--- start SUPPLIED DATA ---

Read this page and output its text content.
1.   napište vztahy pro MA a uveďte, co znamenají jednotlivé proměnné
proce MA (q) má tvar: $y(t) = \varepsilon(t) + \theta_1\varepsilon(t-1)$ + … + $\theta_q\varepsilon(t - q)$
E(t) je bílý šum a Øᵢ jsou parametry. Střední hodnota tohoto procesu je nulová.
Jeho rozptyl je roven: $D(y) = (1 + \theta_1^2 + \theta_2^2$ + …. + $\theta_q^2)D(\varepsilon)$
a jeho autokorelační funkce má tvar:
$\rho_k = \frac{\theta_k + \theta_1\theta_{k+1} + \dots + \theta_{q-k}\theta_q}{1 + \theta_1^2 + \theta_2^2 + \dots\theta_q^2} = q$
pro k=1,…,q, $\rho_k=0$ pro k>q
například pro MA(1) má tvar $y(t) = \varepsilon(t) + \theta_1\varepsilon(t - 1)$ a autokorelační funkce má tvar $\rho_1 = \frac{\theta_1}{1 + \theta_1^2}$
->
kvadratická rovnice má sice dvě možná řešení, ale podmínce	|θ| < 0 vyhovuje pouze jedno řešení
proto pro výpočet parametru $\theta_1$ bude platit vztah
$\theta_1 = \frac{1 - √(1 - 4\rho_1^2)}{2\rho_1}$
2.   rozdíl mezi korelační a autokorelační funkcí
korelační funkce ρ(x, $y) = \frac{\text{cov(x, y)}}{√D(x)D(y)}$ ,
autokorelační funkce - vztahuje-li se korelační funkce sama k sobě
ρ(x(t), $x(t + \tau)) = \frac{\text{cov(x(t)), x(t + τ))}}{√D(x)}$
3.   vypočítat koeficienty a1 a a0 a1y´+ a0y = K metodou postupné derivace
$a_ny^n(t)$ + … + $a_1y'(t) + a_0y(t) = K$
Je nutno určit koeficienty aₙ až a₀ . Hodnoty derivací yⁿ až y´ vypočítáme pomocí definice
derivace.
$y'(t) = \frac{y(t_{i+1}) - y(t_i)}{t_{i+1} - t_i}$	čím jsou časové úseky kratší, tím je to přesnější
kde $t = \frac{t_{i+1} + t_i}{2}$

--- end SUPPLIED DATA ---

WHAT NEEDS TO BE DONE ▸
What is the number of lines above that contain the string "frac"? Answer with the number alone.

ANSWER BELOW ▸
7